Goal of the exercise =
Look through the records below, and copy out every line that holds the string "Internet".

-- Begin Dataset entries --

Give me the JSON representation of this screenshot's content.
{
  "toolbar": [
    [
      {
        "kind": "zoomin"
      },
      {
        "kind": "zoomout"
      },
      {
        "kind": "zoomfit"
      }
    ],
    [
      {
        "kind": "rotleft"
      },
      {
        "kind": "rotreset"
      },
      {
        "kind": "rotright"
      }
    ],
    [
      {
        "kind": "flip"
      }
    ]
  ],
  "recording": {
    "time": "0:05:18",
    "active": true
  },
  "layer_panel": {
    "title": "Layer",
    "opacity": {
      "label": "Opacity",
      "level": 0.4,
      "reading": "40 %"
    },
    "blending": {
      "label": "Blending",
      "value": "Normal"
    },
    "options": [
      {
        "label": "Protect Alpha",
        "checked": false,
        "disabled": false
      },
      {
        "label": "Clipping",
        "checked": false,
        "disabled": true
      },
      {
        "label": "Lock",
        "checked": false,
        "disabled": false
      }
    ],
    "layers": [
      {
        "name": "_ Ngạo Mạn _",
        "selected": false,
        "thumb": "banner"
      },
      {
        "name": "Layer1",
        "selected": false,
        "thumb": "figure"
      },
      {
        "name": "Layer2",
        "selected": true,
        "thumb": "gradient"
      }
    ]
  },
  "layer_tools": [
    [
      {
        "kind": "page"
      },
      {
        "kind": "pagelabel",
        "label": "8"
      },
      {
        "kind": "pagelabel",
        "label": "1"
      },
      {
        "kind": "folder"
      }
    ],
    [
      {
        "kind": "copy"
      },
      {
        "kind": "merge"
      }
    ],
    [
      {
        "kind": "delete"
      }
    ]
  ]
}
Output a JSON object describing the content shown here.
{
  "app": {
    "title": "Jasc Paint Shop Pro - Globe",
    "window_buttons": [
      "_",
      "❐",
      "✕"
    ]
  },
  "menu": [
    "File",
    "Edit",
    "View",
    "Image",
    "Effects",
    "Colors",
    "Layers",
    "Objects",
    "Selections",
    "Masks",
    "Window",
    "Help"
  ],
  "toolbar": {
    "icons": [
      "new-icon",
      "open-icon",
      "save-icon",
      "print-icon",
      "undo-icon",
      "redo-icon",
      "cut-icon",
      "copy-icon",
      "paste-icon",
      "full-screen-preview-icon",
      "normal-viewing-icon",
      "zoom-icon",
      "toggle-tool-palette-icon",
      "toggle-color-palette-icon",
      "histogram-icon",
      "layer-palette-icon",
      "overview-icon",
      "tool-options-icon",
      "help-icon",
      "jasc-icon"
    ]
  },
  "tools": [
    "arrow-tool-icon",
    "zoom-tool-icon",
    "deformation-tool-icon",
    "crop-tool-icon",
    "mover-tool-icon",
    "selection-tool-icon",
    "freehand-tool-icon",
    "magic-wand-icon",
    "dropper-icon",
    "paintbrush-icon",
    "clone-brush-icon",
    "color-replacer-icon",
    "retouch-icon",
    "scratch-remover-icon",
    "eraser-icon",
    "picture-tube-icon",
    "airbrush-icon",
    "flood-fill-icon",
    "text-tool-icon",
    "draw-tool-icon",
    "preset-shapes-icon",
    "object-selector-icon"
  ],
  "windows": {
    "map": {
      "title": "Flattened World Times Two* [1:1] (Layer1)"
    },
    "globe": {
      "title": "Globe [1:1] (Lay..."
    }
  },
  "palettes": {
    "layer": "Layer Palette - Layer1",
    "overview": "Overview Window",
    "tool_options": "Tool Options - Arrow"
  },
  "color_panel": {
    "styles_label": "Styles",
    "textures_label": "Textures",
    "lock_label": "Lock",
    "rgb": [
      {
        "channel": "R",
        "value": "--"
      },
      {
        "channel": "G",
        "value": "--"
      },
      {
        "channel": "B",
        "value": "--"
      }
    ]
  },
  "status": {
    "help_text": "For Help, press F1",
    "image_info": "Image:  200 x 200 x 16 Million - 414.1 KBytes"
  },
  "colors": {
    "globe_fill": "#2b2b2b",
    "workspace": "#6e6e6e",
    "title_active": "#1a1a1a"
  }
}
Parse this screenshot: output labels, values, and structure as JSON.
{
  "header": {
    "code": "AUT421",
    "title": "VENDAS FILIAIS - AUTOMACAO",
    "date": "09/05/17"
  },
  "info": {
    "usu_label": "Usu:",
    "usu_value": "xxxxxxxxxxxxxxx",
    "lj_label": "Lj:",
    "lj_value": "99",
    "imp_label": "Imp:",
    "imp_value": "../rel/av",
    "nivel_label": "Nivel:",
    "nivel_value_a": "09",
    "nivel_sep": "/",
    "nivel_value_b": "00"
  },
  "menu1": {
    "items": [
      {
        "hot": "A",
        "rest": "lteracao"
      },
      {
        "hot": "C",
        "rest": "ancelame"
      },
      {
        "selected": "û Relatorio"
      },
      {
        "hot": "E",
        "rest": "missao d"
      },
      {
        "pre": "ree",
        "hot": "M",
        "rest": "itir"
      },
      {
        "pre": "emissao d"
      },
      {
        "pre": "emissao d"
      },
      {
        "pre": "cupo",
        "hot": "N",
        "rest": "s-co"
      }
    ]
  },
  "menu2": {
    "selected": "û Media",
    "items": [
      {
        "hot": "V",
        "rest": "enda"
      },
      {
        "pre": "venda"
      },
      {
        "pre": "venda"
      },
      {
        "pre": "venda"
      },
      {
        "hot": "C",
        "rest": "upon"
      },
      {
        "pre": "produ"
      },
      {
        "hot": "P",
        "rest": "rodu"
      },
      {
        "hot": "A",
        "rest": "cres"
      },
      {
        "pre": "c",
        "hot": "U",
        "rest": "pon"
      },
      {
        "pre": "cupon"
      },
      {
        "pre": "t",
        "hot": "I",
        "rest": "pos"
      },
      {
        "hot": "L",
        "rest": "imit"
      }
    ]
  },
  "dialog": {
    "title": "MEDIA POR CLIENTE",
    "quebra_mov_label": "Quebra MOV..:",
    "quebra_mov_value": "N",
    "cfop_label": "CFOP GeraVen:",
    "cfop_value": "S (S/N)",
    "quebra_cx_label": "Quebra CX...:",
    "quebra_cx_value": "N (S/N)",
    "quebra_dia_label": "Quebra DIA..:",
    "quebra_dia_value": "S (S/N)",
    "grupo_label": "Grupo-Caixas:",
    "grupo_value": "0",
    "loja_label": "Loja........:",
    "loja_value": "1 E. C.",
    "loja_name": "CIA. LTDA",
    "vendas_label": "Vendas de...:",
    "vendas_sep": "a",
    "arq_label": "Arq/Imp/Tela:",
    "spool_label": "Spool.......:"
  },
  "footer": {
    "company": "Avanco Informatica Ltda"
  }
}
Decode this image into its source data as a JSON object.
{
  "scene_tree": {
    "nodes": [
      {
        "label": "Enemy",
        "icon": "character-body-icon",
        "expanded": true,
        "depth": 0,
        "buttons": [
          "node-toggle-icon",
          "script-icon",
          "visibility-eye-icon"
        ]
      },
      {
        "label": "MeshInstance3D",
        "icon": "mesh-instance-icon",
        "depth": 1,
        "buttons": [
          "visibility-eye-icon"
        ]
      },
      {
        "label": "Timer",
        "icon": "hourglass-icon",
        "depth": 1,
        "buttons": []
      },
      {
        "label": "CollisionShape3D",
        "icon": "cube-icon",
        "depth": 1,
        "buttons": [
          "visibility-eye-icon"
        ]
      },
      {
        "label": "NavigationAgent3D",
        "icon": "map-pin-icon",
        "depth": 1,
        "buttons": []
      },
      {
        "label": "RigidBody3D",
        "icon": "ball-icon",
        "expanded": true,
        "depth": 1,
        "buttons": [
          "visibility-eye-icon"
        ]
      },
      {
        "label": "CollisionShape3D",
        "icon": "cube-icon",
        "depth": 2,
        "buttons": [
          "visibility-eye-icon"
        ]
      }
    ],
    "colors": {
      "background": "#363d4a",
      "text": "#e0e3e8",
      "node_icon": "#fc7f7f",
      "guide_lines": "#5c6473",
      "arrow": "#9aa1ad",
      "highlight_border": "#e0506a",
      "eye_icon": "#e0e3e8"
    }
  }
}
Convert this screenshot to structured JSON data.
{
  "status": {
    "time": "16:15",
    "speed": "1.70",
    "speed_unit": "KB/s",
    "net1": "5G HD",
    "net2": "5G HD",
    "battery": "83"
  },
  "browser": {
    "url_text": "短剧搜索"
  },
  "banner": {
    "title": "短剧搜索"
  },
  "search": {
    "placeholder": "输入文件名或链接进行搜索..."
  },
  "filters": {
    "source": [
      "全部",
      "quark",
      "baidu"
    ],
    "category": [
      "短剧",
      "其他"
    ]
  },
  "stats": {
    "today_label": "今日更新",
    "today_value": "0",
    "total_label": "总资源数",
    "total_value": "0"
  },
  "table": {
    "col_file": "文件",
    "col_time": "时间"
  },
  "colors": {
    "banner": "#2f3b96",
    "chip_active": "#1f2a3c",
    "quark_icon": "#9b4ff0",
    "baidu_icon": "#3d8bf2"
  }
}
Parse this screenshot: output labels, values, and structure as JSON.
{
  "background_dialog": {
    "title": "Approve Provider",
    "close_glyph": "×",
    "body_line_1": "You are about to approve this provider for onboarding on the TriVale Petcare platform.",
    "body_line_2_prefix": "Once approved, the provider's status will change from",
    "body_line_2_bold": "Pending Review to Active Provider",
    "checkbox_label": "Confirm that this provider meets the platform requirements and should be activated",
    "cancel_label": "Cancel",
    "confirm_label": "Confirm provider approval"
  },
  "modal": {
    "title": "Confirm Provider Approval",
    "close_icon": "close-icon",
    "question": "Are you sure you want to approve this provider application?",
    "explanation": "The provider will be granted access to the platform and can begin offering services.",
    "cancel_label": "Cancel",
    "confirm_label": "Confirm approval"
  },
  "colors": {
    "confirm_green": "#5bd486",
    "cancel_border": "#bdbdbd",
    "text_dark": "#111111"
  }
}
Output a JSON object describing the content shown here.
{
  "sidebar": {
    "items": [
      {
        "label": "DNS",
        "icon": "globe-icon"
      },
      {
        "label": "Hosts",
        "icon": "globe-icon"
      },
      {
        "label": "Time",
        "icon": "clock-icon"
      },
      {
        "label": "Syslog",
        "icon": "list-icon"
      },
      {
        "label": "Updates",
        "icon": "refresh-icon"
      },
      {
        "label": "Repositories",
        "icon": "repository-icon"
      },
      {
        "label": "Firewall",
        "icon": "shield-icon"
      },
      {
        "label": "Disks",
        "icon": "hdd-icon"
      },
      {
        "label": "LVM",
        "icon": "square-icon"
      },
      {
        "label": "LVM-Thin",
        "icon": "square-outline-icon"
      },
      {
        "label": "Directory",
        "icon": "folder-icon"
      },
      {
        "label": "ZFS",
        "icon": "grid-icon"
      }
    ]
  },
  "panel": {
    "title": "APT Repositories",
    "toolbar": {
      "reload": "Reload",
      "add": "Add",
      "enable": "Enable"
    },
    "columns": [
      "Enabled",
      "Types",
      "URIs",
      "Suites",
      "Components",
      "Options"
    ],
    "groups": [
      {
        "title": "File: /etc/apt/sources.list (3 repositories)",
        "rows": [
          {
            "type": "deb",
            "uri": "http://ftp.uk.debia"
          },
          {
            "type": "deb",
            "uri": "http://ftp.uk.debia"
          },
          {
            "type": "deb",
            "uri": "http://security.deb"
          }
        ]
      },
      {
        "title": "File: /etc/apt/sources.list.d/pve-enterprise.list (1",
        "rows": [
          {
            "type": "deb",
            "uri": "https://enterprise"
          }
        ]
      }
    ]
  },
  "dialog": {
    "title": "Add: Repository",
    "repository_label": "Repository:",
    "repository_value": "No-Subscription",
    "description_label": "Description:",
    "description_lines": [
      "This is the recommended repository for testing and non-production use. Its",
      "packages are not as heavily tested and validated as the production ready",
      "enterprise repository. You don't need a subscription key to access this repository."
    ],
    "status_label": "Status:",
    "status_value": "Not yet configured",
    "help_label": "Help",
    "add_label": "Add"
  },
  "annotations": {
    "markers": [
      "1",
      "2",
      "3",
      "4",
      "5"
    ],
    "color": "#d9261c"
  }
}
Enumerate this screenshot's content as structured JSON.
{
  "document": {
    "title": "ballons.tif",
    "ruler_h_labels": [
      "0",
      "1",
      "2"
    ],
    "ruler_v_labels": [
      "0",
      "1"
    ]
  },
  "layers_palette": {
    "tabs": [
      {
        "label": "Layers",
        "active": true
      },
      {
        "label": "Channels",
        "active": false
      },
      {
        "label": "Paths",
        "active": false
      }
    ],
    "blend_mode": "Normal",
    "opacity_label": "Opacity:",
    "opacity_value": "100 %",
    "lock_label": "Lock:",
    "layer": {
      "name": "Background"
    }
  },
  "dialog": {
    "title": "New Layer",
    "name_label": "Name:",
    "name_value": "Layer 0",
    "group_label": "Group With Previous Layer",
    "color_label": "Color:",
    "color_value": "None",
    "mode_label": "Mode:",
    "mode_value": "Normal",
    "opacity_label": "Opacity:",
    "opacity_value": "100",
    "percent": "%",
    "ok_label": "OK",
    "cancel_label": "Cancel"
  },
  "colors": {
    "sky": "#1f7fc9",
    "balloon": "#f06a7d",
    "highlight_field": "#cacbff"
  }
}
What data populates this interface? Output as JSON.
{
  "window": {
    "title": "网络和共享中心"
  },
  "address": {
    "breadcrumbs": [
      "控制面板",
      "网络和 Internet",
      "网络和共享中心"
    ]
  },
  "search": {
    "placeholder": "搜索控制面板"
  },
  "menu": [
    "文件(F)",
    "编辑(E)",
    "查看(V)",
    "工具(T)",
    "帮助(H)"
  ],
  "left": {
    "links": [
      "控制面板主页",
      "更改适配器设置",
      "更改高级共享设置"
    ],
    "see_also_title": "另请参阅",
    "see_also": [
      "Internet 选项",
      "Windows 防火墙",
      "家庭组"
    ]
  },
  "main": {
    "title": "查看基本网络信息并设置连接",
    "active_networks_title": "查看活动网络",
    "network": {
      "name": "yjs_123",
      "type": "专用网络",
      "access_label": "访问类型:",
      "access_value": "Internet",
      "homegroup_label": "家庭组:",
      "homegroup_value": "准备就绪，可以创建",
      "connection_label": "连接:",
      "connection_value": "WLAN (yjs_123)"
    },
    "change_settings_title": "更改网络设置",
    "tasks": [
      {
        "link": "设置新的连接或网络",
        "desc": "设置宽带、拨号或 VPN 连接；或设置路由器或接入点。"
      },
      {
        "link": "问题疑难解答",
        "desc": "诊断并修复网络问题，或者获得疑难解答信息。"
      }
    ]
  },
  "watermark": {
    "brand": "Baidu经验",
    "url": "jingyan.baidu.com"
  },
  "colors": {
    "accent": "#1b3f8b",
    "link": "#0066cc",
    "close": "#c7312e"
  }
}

-- End Dataset entries --

The response =
      "网络和 Internet",
      "Internet 选项",
      "access_value": "Internet",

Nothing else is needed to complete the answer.